> [OBJECTIVE]
All records should be reproduced verbatim.

> [INFORMATION SUPPLIED]
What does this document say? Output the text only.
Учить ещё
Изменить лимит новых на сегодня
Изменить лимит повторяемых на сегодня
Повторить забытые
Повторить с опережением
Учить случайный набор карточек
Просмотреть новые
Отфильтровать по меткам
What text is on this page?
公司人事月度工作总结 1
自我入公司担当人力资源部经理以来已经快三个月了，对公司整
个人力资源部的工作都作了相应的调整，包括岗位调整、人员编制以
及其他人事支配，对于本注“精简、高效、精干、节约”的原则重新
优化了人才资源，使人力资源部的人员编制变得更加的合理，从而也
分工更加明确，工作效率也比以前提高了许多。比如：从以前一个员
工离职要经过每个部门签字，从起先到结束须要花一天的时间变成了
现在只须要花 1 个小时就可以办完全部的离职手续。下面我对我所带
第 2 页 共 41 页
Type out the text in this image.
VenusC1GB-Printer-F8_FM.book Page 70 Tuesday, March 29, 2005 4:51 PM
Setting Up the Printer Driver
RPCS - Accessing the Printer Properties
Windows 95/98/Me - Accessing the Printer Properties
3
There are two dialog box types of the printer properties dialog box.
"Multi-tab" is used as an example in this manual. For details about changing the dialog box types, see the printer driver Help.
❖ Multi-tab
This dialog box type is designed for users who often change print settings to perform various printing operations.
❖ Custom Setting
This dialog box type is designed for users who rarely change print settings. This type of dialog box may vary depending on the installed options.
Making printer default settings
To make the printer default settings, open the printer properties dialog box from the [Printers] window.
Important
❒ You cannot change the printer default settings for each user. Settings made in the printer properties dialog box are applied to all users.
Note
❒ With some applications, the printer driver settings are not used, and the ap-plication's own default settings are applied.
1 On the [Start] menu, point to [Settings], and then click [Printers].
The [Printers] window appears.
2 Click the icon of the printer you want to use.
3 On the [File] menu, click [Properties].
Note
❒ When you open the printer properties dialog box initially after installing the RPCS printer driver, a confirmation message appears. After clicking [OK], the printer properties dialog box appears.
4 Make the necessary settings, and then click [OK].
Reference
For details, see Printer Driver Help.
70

> [SOLUTION TO THE EXERCISE]
What does this document say? Output the text only.
Учить ещё
Изменить лимит новых на сегодня
Изменить лимит повторяемых на сегодня
Повторить забытые
Повторить с опережением
Учить случайный набор карточек
Просмотреть новые
Отфильтровать по меткам
What text is on this page?
公司人事月度工作总结 1
自我入公司担当人力资源部经理以来已经快三个月了，对公司整
个人力资源部的工作都作了相应的调整，包括岗位调整、人员编制以
及其他人事支配，对于本注“精简、高效、精干、节约”的原则重新
优化了人才资源，使人力资源部的人员编制变得更加的合理，从而也
分工更加明确，工作效率也比以前提高了许多。比如：从以前一个员
工离职要经过每个部门签字，从起先到结束须要花一天的时间变成了
现在只须要花 1 个小时就可以办完全部的离职手续。下面我对我所带
第 2 页 共 41 页
Type out the text in this image.
VenusC1GB-Printer-F8_FM.book Page 70 Tuesday, March 29, 2005 4:51 PM
Setting Up the Printer Driver
RPCS - Accessing the Printer Properties
Windows 95/98/Me - Accessing the Printer Properties
3
There are two dialog box types of the printer properties dialog box.
"Multi-tab" is used as an example in this manual. For details about changing the dialog box types, see the printer driver Help.
❖ Multi-tab
This dialog box type is designed for users who often change print settings to perform various printing operations.
❖ Custom Setting
This dialog box type is designed for users who rarely change print settings. This type of dialog box may vary depending on the installed options.
Making printer default settings
To make the printer default settings, open the printer properties dialog box from the [Printers] window.
Important
❒ You cannot change the printer default settings for each user. Settings made in the printer properties dialog box are applied to all users.
Note
❒ With some applications, the printer driver settings are not used, and the ap-plication's own default settings are applied.
1 On the [Start] menu, point to [Settings], and then click [Printers].
The [Printers] window appears.
2 Click the icon of the printer you want to use.
3 On the [File] menu, click [Properties].
Note
❒ When you open the printer properties dialog box initially after installing the RPCS printer driver, a confirmation message appears. After clicking [OK], the printer properties dialog box appears.
4 Make the necessary settings, and then click [OK].
Reference
For details, see Printer Driver Help.
70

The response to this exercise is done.